**BRIEF**: Write out the data below exactly as given, without any of its pictures.

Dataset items
-.-.-

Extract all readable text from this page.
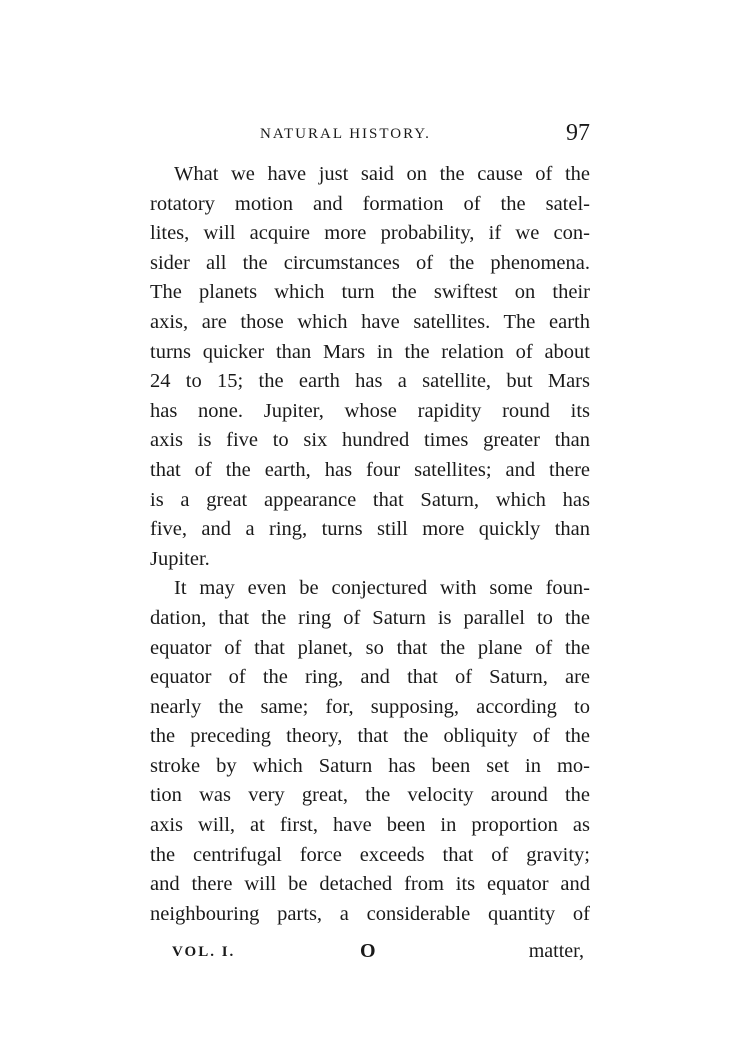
NATURAL HISTORY.	97
What we have just said on the cause of the
rotatory motion and formation of the satel-
lites, will acquire more probability, if we con-
sider all the circumstances of the phenomena.
The planets which turn the swiftest on their
axis, are those which have satellites. The earth
turns quicker than Mars in the relation of about
24 to 15; the earth has a satellite, but Mars
has none. Jupiter, whose rapidity round its
axis is five to six hundred times greater than
that of the earth, has four satellites; and there
is a great appearance that Saturn, which has
five, and a ring, turns still more quickly than
Jupiter.
It may even be conjectured with some foun-
dation, that the ring of Saturn is parallel to the
equator of that planet, so that the plane of the
equator of the ring, and that of Saturn, are
nearly the same; for, supposing, according to
the preceding theory, that the obliquity of the
stroke by which Saturn has been set in mo-
tion was very great, the velocity around the
axis will, at first, have been in proportion as
the centrifugal force exceeds that of gravity;
and there will be detached from its equator and
neighbouring parts, a considerable quantity of
VOL. I.	O	matter,
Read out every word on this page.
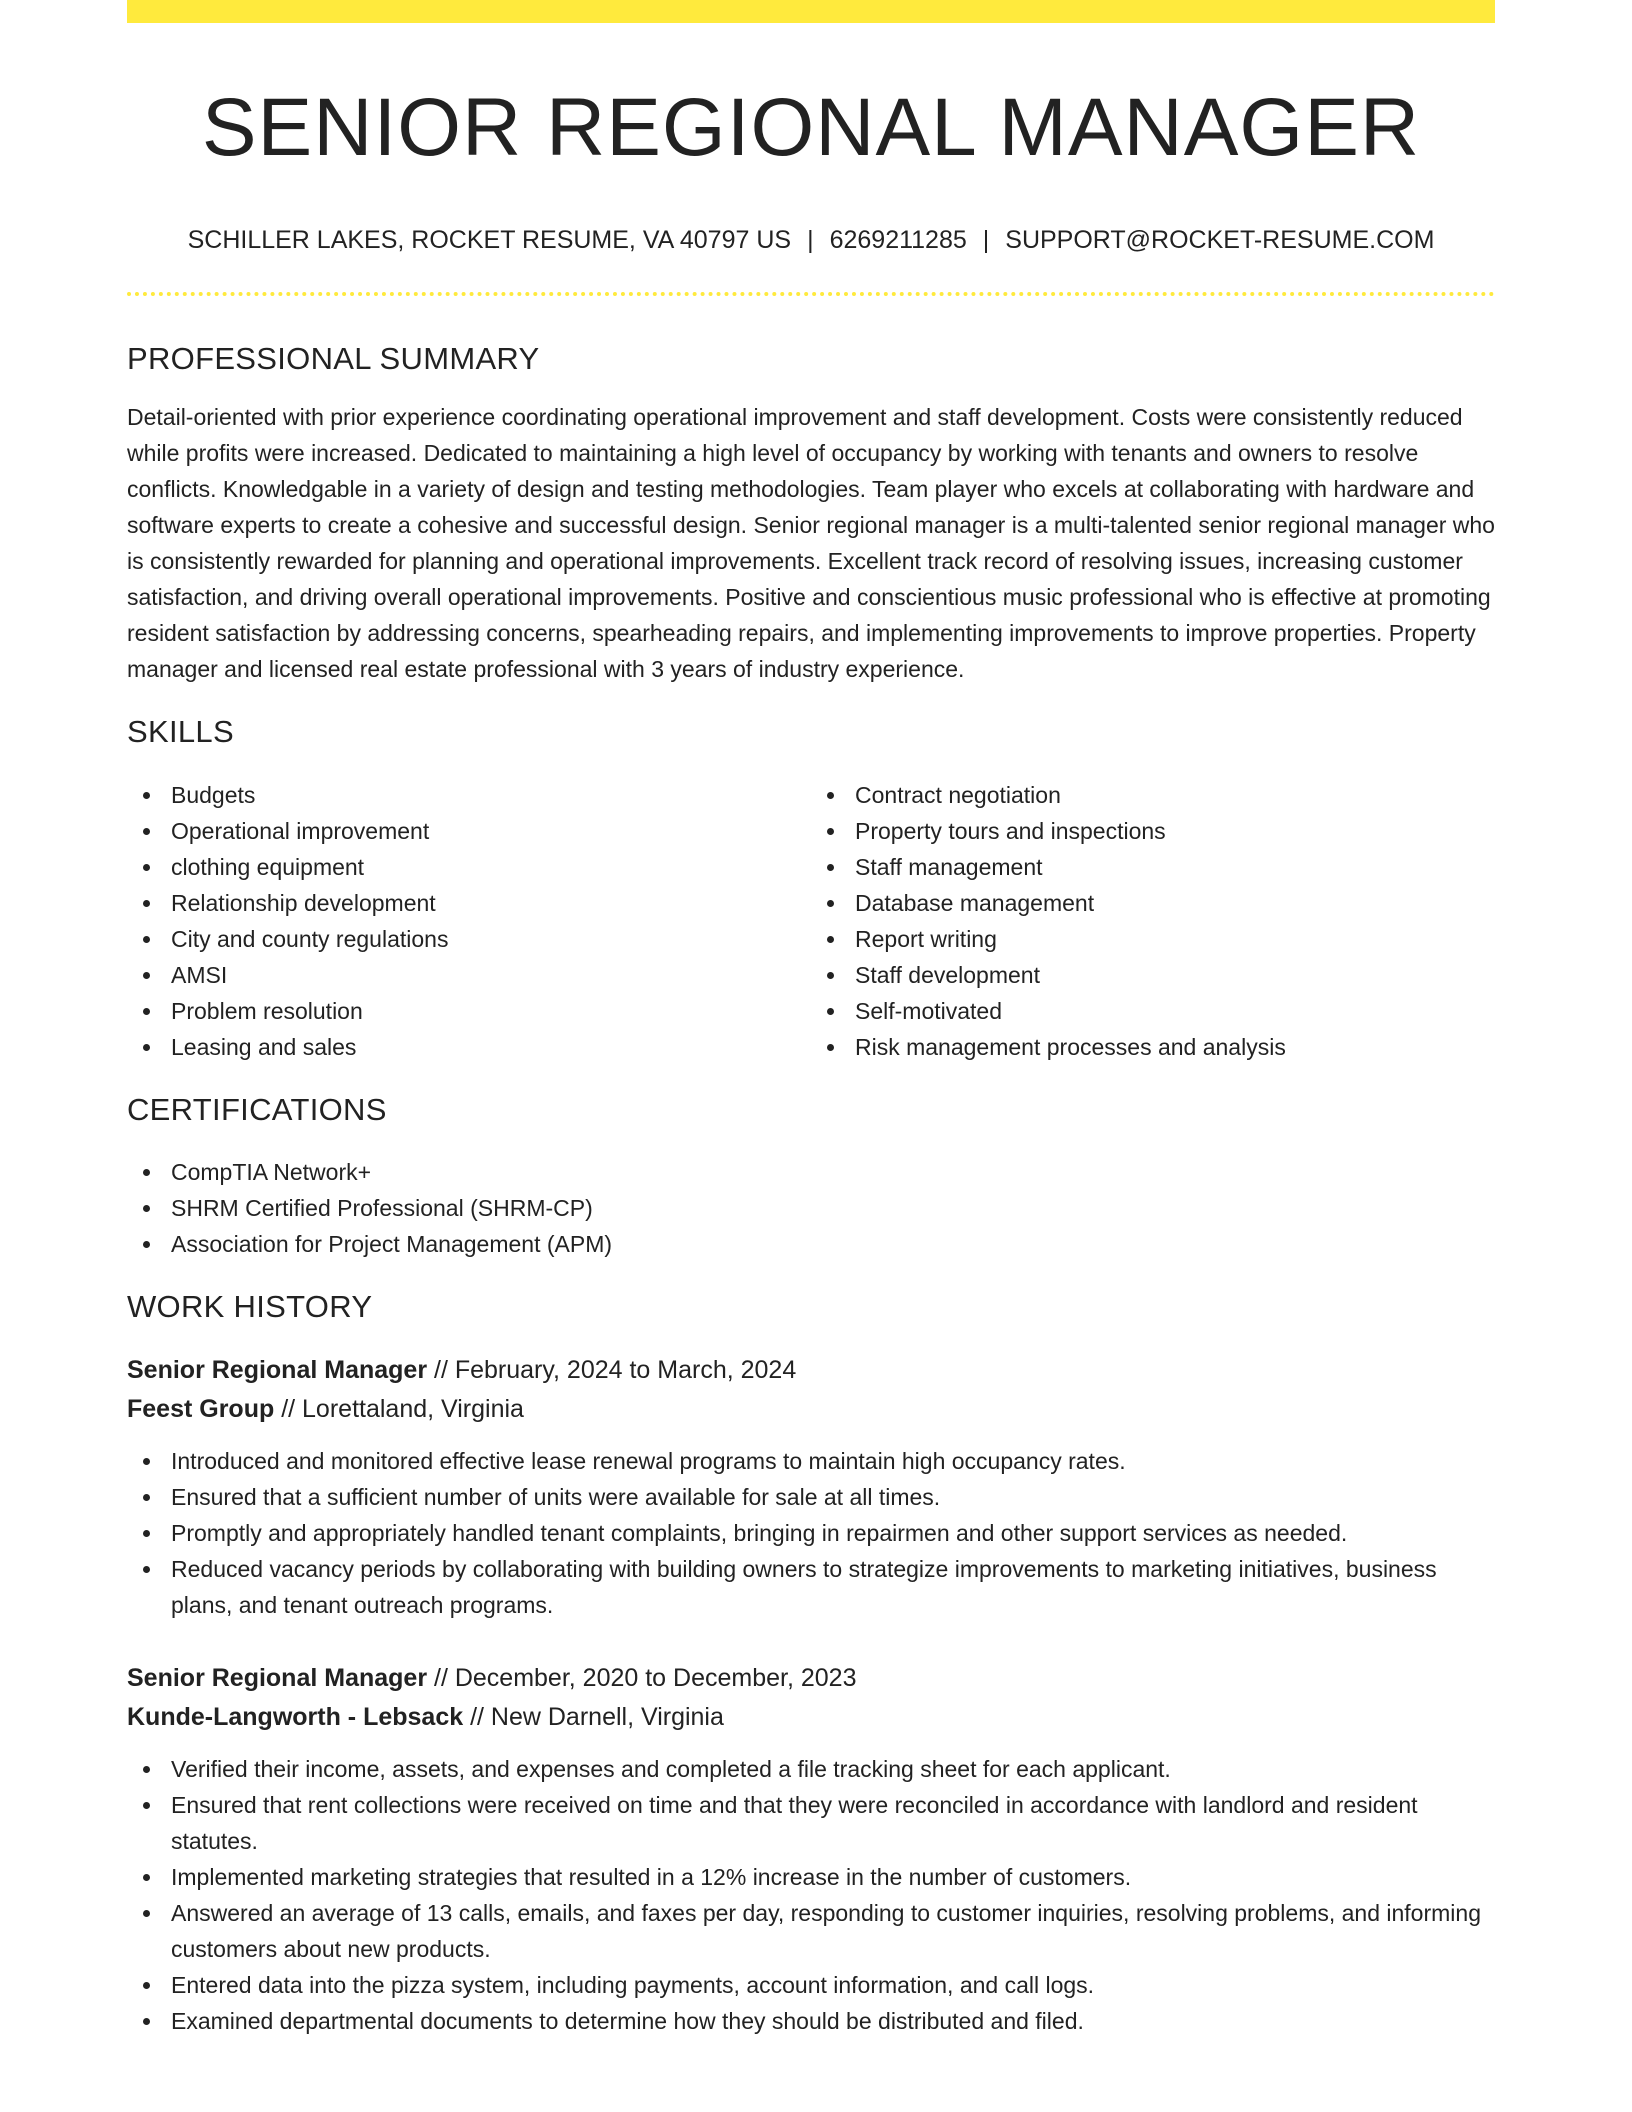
SENIOR REGIONAL MANAGER
SCHILLER LAKES, ROCKET RESUME, VA 40797 US | 6269211285 | SUPPORT@ROCKET-RESUME.COM
PROFESSIONAL SUMMARY

Detail-oriented with prior experience coordinating operational improvement and staff development. Costs were consistently reduced while profits were increased. Dedicated to maintaining a high level of occupancy by working with tenants and owners to resolve conflicts. Knowledgable in a variety of design and testing methodologies. Team player who excels at collaborating with hardware and software experts to create a cohesive and successful design. Senior regional manager is a multi-talented senior regional manager who is consistently rewarded for planning and operational improvements. Excellent track record of resolving issues, increasing customer satisfaction, and driving overall operational improvements. Positive and conscientious music professional who is effective at promoting resident satisfaction by addressing concerns, spearheading repairs, and implementing improvements to improve properties. Property manager and licensed real estate professional with 3 years of industry experience.

SKILLS
Budgets
Operational improvement
clothing equipment
Relationship development
City and county regulations
AMSI
Problem resolution
Leasing and sales
Contract negotiation
Property tours and inspections
Staff management
Database management
Report writing
Staff development
Self-motivated
Risk management processes and analysis
CERTIFICATIONS
CompTIA Network+
SHRM Certified Professional (SHRM-CP)
Association for Project Management (APM)
WORK HISTORY
Senior Regional Manager // February, 2024 to March, 2024
Feest Group // Lorettaland, Virginia
Introduced and monitored effective lease renewal programs to maintain high occupancy rates.
Ensured that a sufficient number of units were available for sale at all times.
Promptly and appropriately handled tenant complaints, bringing in repairmen and other support services as needed.
Reduced vacancy periods by collaborating with building owners to strategize improvements to marketing initiatives, business plans, and tenant outreach programs.
Senior Regional Manager // December, 2020 to December, 2023
Kunde-Langworth - Lebsack // New Darnell, Virginia
Verified their income, assets, and expenses and completed a file tracking sheet for each applicant.
Ensured that rent collections were received on time and that they were reconciled in accordance with landlord and resident statutes.
Implemented marketing strategies that resulted in a 12% increase in the number of customers.
Answered an average of 13 calls, emails, and faxes per day, responding to customer inquiries, resolving problems, and informing customers about new products.
Entered data into the pizza system, including payments, account information, and call logs.
Examined departmental documents to determine how they should be distributed and filed.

-.-.-

**TASK ANSWER**:
Extract all readable text from this page.
NATURAL HISTORY.	97
What we have just said on the cause of the
rotatory motion and formation of the satel-
lites, will acquire more probability, if we con-
sider all the circumstances of the phenomena.
The planets which turn the swiftest on their
axis, are those which have satellites. The earth
turns quicker than Mars in the relation of about
24 to 15; the earth has a satellite, but Mars
has none. Jupiter, whose rapidity round its
axis is five to six hundred times greater than
that of the earth, has four satellites; and there
is a great appearance that Saturn, which has
five, and a ring, turns still more quickly than
Jupiter.
It may even be conjectured with some foun-
dation, that the ring of Saturn is parallel to the
equator of that planet, so that the plane of the
equator of the ring, and that of Saturn, are
nearly the same; for, supposing, according to
the preceding theory, that the obliquity of the
stroke by which Saturn has been set in mo-
tion was very great, the velocity around the
axis will, at first, have been in proportion as
the centrifugal force exceeds that of gravity;
and there will be detached from its equator and
neighbouring parts, a considerable quantity of
VOL. I.	O	matter,
Read out every word on this page.
SENIOR REGIONAL MANAGER
SCHILLER LAKES, ROCKET RESUME, VA 40797 US | 6269211285 | SUPPORT@ROCKET-RESUME.COM
PROFESSIONAL SUMMARY

Detail-oriented with prior experience coordinating operational improvement and staff development. Costs were consistently reduced while profits were increased. Dedicated to maintaining a high level of occupancy by working with tenants and owners to resolve conflicts. Knowledgable in a variety of design and testing methodologies. Team player who excels at collaborating with hardware and software experts to create a cohesive and successful design. Senior regional manager is a multi-talented senior regional manager who is consistently rewarded for planning and operational improvements. Excellent track record of resolving issues, increasing customer satisfaction, and driving overall operational improvements. Positive and conscientious music professional who is effective at promoting resident satisfaction by addressing concerns, spearheading repairs, and implementing improvements to improve properties. Property manager and licensed real estate professional with 3 years of industry experience.

SKILLS
Budgets
Operational improvement
clothing equipment
Relationship development
City and county regulations
AMSI
Problem resolution
Leasing and sales
Contract negotiation
Property tours and inspections
Staff management
Database management
Report writing
Staff development
Self-motivated
Risk management processes and analysis
CERTIFICATIONS
CompTIA Network+
SHRM Certified Professional (SHRM-CP)
Association for Project Management (APM)
WORK HISTORY
Senior Regional Manager // February, 2024 to March, 2024
Feest Group // Lorettaland, Virginia
Introduced and monitored effective lease renewal programs to maintain high occupancy rates.
Ensured that a sufficient number of units were available for sale at all times.
Promptly and appropriately handled tenant complaints, bringing in repairmen and other support services as needed.
Reduced vacancy periods by collaborating with building owners to strategize improvements to marketing initiatives, business plans, and tenant outreach programs.
Senior Regional Manager // December, 2020 to December, 2023
Kunde-Langworth - Lebsack // New Darnell, Virginia
Verified their income, assets, and expenses and completed a file tracking sheet for each applicant.
Ensured that rent collections were received on time and that they were reconciled in accordance with landlord and resident statutes.
Implemented marketing strategies that resulted in a 12% increase in the number of customers.
Answered an average of 13 calls, emails, and faxes per day, responding to customer inquiries, resolving problems, and informing customers about new products.
Entered data into the pizza system, including payments, account information, and call logs.
Examined departmental documents to determine how they should be distributed and filed.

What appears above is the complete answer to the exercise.